## [Source material]
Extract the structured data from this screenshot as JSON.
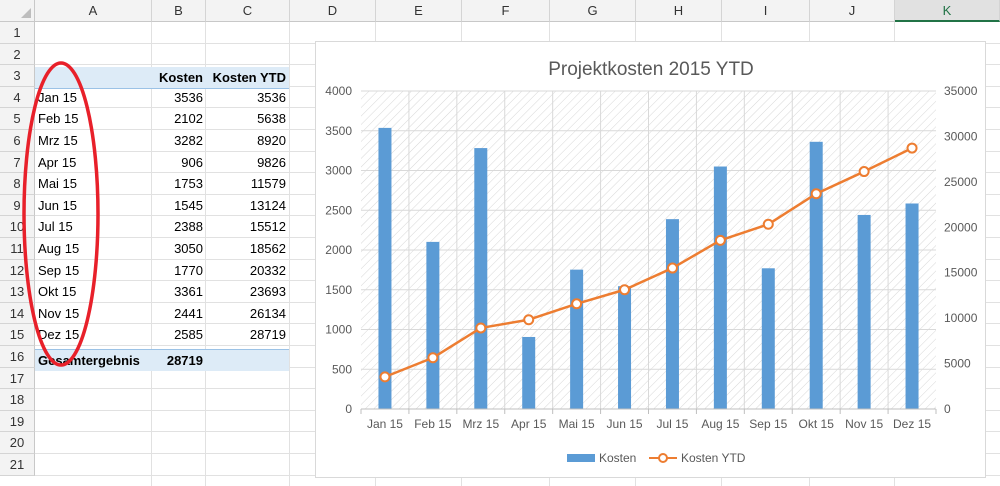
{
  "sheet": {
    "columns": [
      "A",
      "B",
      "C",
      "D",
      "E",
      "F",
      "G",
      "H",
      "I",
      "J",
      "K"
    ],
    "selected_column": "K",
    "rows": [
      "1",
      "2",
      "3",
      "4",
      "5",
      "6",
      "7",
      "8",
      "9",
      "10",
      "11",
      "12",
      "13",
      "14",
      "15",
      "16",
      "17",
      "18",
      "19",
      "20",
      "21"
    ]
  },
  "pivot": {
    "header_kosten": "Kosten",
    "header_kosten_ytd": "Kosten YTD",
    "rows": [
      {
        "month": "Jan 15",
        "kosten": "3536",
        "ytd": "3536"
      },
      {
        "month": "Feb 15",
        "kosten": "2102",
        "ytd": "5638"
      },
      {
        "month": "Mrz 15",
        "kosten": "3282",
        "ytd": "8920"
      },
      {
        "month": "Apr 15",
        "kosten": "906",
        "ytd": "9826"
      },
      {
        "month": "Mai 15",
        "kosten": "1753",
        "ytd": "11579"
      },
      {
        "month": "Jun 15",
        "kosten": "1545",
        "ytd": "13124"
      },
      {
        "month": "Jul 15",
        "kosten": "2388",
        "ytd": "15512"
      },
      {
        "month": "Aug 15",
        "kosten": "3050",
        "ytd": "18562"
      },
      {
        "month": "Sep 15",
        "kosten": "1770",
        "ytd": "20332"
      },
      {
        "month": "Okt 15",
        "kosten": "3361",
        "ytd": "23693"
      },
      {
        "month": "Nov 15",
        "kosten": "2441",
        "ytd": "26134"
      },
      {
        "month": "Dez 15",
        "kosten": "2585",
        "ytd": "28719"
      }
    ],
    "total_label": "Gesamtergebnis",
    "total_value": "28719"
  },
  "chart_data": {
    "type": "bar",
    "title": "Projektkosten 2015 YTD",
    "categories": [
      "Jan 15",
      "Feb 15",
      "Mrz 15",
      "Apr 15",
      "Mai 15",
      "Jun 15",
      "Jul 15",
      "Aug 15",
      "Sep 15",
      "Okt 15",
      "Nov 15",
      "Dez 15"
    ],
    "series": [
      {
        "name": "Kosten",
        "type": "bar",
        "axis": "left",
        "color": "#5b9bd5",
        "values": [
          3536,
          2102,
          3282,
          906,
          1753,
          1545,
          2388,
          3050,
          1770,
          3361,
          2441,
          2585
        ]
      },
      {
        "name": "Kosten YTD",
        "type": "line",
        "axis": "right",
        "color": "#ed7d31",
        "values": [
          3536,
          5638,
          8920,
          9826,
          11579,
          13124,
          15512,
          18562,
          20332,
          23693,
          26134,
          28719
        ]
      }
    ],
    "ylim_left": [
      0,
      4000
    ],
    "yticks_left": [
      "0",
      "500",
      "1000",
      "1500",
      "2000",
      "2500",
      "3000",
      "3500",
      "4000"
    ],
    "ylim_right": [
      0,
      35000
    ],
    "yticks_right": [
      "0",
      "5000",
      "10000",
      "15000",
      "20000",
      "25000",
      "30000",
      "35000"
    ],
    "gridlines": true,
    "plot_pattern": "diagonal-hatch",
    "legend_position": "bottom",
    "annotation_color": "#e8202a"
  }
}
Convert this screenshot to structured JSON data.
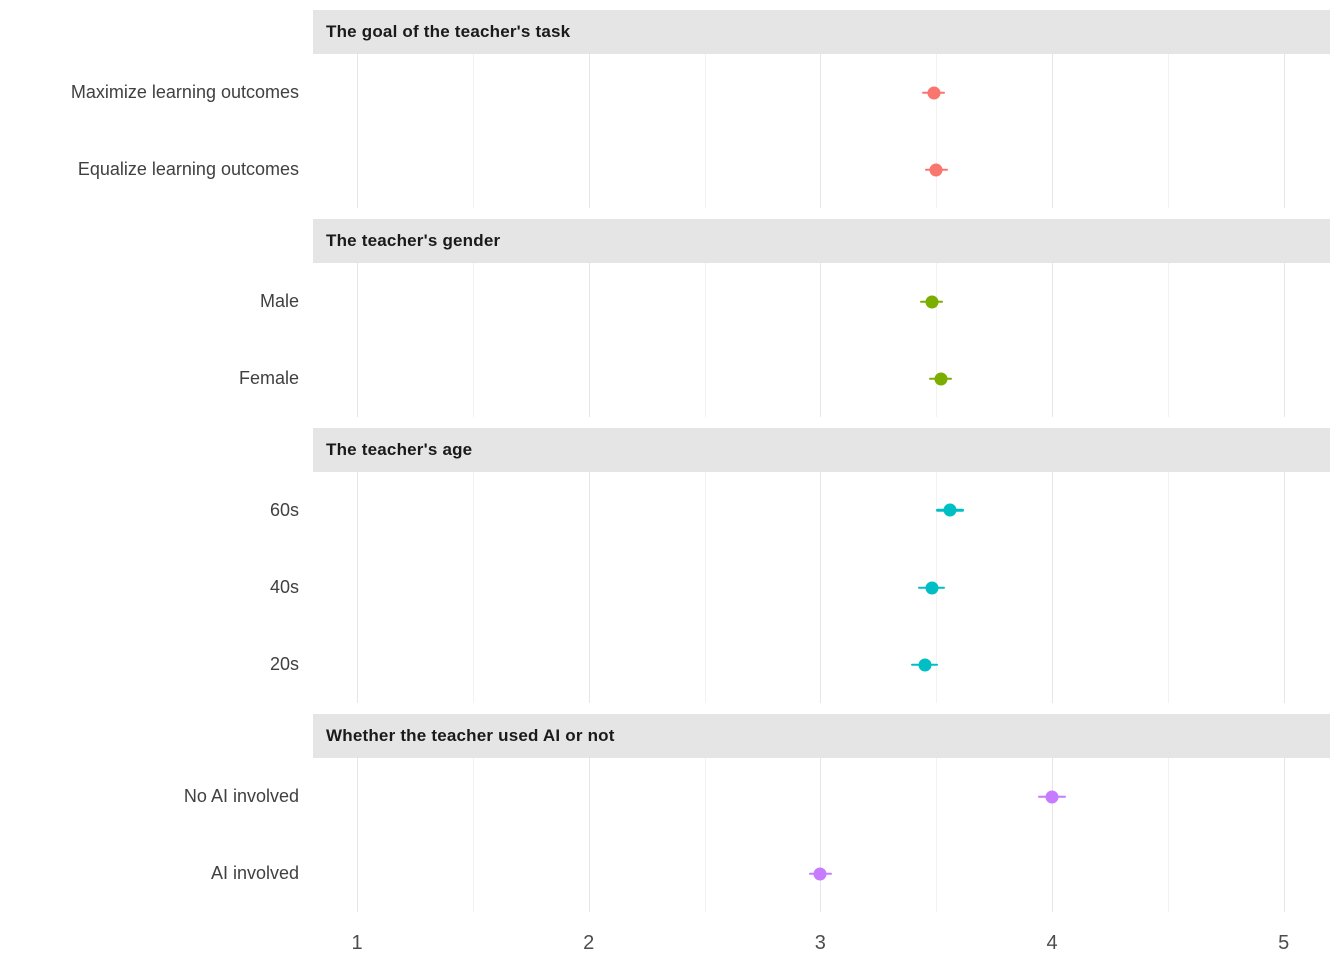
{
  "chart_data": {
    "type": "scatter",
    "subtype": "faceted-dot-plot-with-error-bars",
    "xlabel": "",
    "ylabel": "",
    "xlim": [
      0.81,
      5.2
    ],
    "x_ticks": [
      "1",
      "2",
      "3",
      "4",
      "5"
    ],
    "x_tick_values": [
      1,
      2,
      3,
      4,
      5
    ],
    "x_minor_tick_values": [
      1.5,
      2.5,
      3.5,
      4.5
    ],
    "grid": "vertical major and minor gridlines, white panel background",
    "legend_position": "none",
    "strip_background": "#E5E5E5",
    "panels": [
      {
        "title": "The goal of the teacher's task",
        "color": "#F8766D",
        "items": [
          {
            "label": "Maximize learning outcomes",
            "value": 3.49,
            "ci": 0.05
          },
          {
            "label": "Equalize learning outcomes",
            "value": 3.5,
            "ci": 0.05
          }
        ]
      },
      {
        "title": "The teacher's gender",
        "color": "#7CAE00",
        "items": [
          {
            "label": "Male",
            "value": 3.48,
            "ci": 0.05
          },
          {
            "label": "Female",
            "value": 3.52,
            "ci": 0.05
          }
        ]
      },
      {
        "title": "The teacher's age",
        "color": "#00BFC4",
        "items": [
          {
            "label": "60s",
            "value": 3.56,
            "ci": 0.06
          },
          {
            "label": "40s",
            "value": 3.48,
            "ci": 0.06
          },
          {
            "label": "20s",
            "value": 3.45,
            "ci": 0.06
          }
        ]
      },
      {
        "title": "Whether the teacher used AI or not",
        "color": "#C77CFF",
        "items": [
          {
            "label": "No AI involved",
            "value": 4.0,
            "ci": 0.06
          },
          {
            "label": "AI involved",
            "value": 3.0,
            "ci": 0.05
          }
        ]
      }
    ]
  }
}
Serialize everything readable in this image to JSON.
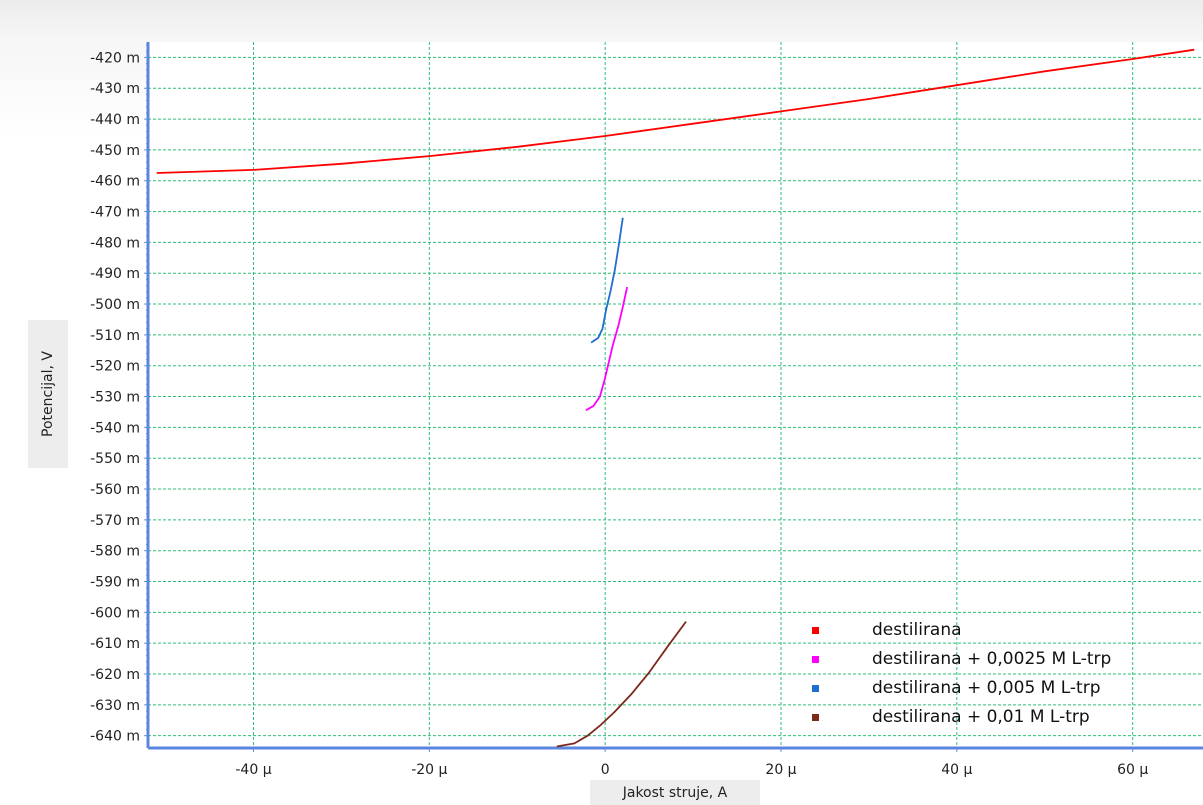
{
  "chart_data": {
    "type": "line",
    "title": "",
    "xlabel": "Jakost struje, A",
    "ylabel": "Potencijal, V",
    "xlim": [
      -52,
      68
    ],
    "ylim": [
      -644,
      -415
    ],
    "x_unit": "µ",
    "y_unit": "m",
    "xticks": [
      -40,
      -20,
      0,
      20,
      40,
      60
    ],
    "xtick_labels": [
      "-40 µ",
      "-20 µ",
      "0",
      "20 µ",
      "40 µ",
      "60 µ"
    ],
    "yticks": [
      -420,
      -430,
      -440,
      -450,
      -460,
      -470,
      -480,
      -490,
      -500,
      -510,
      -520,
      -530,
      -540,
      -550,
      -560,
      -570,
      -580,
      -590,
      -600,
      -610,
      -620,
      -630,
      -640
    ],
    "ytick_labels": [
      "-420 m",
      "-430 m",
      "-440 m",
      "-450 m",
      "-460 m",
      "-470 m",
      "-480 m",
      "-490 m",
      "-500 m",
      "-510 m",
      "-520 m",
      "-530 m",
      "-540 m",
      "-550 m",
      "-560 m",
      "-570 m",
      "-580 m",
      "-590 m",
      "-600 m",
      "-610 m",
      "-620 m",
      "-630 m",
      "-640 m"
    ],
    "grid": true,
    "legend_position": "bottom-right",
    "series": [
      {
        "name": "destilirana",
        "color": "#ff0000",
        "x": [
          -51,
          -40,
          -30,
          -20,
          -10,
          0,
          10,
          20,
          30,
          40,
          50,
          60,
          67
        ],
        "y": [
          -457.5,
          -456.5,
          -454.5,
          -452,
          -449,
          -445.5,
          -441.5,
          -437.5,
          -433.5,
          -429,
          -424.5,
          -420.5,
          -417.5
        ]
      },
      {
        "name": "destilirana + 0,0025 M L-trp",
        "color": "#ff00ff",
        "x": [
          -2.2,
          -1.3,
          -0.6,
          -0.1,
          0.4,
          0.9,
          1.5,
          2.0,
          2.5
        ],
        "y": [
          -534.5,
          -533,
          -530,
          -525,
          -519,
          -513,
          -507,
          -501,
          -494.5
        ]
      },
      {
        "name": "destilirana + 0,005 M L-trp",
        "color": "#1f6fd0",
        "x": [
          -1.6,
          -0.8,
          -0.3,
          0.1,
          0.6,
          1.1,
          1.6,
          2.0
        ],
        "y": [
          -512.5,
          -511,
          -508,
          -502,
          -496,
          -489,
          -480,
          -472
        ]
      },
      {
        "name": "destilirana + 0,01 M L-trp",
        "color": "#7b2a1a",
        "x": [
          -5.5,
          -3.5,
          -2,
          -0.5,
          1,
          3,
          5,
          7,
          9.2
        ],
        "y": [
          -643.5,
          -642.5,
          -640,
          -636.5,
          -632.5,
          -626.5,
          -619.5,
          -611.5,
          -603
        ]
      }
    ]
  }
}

## [Stated task]
Scan the data for the word "gridlines" and copy every line where it shows up.

## [Solved exercise]
    "gridlines": true,
    "grid": "vertical major and minor gridlines, white panel background",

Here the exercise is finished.